GIVEN PROBLEM:
Please copy the entries word for word, starting at the first one and ending with the line that contains "value-cell[interactable]: Austin bbox=[1961, 1111, 2576, 1177]". Include both of those lines.

Start of DATA FOR THE TASK

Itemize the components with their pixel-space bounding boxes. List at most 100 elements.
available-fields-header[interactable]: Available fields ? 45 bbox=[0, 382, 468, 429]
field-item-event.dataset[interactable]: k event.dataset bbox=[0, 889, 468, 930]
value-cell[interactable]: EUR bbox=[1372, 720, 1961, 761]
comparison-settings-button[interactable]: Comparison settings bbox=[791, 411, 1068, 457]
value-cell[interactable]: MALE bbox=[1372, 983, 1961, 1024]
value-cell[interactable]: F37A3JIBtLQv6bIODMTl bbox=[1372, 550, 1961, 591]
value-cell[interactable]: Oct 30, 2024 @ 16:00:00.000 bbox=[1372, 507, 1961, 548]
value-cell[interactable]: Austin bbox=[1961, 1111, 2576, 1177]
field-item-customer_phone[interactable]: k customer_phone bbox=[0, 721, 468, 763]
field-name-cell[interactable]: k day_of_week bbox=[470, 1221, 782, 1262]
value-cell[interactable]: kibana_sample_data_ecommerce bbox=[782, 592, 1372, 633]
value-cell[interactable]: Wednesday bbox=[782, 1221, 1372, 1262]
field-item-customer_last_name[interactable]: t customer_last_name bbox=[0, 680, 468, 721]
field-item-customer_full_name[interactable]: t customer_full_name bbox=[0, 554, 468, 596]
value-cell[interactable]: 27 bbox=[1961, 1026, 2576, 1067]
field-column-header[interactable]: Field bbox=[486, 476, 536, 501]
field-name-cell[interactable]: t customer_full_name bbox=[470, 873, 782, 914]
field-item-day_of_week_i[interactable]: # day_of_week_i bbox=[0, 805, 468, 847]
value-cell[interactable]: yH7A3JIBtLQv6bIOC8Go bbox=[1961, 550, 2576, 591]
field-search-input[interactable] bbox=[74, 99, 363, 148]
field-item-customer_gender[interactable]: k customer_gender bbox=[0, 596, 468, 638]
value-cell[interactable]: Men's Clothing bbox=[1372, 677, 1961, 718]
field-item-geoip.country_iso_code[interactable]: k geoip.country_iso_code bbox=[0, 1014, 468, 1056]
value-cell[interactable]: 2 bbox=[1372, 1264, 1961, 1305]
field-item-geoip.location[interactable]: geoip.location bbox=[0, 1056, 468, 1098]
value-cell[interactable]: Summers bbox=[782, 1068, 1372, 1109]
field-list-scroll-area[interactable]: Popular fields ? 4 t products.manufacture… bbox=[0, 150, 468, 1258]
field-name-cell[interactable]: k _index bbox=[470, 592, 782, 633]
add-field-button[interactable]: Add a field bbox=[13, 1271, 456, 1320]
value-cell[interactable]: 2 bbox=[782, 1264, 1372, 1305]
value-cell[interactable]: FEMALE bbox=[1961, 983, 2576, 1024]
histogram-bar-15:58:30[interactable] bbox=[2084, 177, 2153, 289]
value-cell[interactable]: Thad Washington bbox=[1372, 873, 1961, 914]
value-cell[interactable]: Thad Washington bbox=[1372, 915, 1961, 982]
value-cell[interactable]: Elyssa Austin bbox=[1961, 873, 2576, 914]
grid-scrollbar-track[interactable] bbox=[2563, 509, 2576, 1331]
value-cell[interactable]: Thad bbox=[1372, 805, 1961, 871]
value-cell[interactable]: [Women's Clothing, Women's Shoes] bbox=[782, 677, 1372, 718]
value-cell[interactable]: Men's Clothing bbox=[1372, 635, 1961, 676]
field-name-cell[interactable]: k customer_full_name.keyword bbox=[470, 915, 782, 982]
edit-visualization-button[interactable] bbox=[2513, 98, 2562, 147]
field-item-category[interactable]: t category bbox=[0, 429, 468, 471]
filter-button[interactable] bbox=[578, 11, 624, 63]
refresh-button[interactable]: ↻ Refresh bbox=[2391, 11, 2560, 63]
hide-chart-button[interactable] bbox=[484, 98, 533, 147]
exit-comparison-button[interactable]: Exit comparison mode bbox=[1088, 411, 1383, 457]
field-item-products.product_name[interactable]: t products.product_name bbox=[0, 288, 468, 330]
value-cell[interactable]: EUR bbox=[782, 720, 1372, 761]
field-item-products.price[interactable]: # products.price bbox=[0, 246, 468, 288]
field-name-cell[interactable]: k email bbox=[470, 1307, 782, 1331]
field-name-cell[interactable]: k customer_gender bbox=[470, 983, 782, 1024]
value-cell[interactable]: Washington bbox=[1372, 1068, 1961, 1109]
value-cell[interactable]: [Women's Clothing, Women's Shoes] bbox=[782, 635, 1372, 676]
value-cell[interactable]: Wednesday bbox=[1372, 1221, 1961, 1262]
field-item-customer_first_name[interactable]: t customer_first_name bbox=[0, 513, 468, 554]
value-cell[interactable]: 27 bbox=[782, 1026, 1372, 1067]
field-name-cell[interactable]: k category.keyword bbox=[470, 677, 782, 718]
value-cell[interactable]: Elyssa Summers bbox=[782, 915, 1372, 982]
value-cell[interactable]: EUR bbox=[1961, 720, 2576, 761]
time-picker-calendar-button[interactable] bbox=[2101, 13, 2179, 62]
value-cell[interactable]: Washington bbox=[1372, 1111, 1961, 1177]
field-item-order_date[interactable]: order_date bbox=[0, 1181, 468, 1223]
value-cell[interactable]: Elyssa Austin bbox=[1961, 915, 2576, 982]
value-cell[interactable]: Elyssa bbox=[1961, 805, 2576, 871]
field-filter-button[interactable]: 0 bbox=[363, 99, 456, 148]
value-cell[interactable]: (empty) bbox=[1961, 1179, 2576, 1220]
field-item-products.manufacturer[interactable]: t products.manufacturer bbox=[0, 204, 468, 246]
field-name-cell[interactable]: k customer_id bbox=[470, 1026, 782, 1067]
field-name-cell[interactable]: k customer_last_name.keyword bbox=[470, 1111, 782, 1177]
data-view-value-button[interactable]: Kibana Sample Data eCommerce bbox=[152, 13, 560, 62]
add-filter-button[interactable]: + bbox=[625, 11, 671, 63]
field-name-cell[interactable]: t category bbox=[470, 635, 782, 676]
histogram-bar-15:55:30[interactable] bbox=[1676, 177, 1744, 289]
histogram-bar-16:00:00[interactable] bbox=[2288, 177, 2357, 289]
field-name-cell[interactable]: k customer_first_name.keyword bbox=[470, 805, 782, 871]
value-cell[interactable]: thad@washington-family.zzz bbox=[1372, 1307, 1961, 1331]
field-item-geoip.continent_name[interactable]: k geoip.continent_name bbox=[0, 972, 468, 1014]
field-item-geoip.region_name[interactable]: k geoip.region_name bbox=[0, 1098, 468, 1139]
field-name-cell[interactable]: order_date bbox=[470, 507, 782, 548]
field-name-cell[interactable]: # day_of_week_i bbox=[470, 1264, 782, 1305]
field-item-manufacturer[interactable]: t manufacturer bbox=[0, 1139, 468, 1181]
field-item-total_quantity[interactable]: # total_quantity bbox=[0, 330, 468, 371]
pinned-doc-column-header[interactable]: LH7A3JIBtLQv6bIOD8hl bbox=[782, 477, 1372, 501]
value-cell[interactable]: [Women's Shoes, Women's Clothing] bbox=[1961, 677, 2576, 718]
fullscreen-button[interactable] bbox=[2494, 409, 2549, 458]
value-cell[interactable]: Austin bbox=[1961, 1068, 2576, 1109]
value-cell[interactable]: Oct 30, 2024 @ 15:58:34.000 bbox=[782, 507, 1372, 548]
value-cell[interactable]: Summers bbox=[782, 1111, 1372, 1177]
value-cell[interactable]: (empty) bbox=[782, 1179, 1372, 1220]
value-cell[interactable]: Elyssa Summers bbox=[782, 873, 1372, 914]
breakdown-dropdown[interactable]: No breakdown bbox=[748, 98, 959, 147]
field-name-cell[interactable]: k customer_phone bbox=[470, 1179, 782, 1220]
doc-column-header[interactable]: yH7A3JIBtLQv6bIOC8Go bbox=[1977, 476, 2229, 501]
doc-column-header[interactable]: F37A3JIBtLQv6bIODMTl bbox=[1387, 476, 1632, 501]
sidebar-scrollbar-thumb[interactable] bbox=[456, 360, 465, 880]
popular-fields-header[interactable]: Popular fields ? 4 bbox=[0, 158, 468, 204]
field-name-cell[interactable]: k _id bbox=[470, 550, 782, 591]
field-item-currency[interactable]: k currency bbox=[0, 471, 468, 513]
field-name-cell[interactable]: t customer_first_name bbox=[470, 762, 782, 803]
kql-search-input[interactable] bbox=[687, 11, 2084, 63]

End of DATA FOR THE TASK

COMPLETE ANSWER:
Itemize the components with their pixel-space bounding boxes. List at most 100 elements.
available-fields-header[interactable]: Available fields ? 45 bbox=[0, 382, 468, 429]
field-item-event.dataset[interactable]: k event.dataset bbox=[0, 889, 468, 930]
value-cell[interactable]: EUR bbox=[1372, 720, 1961, 761]
comparison-settings-button[interactable]: Comparison settings bbox=[791, 411, 1068, 457]
value-cell[interactable]: MALE bbox=[1372, 983, 1961, 1024]
value-cell[interactable]: F37A3JIBtLQv6bIODMTl bbox=[1372, 550, 1961, 591]
value-cell[interactable]: Oct 30, 2024 @ 16:00:00.000 bbox=[1372, 507, 1961, 548]
value-cell[interactable]: Austin bbox=[1961, 1111, 2576, 1177]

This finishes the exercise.